#### Do this:
Answer with a number only: how many lines of the data contain "Match"?

Begin The input

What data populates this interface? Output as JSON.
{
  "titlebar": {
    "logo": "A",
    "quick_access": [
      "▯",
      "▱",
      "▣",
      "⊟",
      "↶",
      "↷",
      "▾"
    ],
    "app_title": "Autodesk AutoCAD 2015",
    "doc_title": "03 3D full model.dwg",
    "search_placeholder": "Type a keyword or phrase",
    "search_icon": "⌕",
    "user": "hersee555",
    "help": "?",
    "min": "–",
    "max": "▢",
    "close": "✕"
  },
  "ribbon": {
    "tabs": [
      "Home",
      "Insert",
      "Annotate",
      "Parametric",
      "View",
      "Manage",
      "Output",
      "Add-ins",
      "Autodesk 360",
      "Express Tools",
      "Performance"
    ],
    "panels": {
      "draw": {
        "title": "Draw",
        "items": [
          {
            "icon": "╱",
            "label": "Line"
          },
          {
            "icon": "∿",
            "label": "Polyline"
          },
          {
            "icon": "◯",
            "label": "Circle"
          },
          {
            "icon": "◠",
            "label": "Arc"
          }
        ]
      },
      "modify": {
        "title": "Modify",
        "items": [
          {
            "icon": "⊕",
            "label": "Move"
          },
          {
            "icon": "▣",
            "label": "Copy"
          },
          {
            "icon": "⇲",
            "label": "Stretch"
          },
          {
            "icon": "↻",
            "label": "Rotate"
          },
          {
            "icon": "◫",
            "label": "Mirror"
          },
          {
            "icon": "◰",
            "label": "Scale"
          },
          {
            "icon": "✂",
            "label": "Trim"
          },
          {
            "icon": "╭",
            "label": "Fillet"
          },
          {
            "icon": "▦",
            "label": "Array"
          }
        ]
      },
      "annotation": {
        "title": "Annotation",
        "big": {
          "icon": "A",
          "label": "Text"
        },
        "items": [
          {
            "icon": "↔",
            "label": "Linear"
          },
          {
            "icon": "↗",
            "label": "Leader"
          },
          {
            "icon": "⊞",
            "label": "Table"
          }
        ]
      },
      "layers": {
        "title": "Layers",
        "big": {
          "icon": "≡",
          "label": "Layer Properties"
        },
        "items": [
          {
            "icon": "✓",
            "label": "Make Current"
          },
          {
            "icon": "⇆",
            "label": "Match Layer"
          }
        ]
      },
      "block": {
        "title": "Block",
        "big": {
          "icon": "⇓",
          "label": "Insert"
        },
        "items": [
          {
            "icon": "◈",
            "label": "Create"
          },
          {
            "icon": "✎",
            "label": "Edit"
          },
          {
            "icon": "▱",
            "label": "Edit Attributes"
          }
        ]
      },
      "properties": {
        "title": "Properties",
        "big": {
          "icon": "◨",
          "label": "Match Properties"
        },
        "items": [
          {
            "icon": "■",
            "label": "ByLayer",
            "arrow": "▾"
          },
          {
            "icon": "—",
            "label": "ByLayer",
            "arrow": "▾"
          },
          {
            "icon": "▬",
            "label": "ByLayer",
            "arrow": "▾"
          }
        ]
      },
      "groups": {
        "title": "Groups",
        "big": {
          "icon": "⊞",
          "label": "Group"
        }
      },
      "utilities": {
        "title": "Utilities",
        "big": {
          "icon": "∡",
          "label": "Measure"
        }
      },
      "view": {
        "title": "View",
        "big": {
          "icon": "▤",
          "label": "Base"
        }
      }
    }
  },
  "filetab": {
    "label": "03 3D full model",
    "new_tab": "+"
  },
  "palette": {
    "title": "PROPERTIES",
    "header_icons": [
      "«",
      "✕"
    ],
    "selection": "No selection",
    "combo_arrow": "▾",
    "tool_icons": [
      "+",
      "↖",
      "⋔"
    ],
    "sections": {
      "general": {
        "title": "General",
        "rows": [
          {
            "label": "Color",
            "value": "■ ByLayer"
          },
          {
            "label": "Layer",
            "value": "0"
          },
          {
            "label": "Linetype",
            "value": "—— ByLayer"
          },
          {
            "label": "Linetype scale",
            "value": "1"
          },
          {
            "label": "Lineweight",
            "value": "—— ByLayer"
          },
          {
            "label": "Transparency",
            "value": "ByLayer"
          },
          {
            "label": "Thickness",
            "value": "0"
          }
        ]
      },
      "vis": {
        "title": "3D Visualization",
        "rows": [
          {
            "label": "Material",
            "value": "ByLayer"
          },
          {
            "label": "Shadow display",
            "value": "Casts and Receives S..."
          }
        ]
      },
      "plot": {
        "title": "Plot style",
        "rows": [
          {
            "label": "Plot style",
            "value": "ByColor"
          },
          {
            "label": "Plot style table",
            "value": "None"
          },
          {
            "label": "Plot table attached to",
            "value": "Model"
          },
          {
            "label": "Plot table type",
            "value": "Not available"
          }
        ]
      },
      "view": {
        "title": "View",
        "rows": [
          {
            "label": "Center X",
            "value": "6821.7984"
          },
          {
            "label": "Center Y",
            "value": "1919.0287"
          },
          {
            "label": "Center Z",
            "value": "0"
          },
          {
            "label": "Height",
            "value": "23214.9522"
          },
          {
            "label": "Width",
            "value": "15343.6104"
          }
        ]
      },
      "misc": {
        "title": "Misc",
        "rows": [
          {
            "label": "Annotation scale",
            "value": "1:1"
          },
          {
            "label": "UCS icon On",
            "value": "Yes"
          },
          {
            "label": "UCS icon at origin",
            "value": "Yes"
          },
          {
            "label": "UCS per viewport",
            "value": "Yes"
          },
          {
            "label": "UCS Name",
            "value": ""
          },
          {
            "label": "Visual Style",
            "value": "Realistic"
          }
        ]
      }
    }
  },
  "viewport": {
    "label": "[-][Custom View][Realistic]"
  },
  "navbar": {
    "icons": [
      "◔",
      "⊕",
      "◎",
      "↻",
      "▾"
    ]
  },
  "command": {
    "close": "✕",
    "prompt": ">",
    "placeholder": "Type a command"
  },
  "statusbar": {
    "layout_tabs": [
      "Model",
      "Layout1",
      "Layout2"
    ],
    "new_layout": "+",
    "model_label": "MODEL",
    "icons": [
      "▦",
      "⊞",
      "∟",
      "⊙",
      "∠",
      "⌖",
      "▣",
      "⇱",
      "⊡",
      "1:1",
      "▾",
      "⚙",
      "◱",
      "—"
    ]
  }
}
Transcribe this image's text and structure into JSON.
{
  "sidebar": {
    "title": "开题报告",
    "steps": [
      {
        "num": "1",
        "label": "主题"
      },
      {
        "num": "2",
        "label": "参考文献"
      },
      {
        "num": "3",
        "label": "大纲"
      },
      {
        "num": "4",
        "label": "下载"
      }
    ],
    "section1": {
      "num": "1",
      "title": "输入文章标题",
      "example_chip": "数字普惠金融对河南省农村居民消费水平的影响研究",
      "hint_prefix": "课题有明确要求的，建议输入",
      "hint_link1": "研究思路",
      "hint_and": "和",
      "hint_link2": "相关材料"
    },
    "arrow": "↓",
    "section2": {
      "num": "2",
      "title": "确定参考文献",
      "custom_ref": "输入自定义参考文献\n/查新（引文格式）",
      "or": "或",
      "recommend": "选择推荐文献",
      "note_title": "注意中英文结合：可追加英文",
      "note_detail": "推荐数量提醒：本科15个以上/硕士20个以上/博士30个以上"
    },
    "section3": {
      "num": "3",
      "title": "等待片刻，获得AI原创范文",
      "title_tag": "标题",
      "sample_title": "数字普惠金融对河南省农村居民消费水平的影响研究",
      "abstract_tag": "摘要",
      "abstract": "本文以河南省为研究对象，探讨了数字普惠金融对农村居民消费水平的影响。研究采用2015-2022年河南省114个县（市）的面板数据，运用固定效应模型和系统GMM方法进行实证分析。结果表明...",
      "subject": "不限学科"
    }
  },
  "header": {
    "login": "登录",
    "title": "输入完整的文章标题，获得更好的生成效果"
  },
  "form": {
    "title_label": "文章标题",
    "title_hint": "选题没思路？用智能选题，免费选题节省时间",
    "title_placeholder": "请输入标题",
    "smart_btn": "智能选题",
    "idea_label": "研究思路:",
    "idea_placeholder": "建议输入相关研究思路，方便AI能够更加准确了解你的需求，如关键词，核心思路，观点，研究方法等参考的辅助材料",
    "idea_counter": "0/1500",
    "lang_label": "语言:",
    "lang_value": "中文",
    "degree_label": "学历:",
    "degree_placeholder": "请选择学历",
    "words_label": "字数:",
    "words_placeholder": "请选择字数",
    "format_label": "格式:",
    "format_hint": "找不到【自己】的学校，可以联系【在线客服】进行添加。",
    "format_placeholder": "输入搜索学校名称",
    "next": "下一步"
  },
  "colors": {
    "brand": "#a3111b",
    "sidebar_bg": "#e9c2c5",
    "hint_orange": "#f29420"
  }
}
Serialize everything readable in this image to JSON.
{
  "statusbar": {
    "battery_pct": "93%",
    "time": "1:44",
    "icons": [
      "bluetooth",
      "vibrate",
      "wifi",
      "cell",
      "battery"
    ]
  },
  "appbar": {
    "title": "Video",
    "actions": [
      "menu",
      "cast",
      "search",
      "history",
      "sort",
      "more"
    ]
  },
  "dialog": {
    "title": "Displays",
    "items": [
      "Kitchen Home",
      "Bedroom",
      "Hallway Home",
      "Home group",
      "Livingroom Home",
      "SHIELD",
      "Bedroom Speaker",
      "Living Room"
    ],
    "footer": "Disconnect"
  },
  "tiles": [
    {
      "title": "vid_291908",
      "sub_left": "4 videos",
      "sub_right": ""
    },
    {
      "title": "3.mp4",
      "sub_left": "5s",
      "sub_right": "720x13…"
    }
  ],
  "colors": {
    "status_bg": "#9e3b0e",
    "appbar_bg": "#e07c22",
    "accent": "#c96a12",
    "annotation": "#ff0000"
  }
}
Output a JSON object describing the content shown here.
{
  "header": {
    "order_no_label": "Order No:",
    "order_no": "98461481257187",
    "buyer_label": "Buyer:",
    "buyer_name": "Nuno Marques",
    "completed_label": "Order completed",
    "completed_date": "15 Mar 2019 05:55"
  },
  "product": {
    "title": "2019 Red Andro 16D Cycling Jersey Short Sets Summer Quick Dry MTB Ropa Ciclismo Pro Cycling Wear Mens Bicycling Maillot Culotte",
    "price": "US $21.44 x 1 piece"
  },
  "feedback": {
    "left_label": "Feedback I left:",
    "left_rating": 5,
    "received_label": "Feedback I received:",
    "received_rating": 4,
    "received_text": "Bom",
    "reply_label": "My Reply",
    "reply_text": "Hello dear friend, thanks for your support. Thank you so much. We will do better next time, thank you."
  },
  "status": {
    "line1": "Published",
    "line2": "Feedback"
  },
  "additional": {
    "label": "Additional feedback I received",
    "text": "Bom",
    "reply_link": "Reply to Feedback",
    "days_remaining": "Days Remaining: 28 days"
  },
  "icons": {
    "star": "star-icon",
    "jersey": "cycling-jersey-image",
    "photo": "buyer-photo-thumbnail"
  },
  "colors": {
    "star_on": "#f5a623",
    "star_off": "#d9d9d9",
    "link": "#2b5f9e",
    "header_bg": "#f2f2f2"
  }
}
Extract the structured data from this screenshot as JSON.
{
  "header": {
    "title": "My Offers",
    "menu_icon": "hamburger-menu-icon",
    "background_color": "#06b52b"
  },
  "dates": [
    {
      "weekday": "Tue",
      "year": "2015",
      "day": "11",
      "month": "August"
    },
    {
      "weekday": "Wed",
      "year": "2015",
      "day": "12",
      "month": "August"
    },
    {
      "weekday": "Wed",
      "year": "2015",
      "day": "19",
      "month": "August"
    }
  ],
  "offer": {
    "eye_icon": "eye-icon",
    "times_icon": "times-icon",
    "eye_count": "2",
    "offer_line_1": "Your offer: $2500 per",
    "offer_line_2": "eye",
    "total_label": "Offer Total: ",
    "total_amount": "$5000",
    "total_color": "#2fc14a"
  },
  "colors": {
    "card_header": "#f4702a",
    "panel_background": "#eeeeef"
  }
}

End The input

#### Solution to this task:
2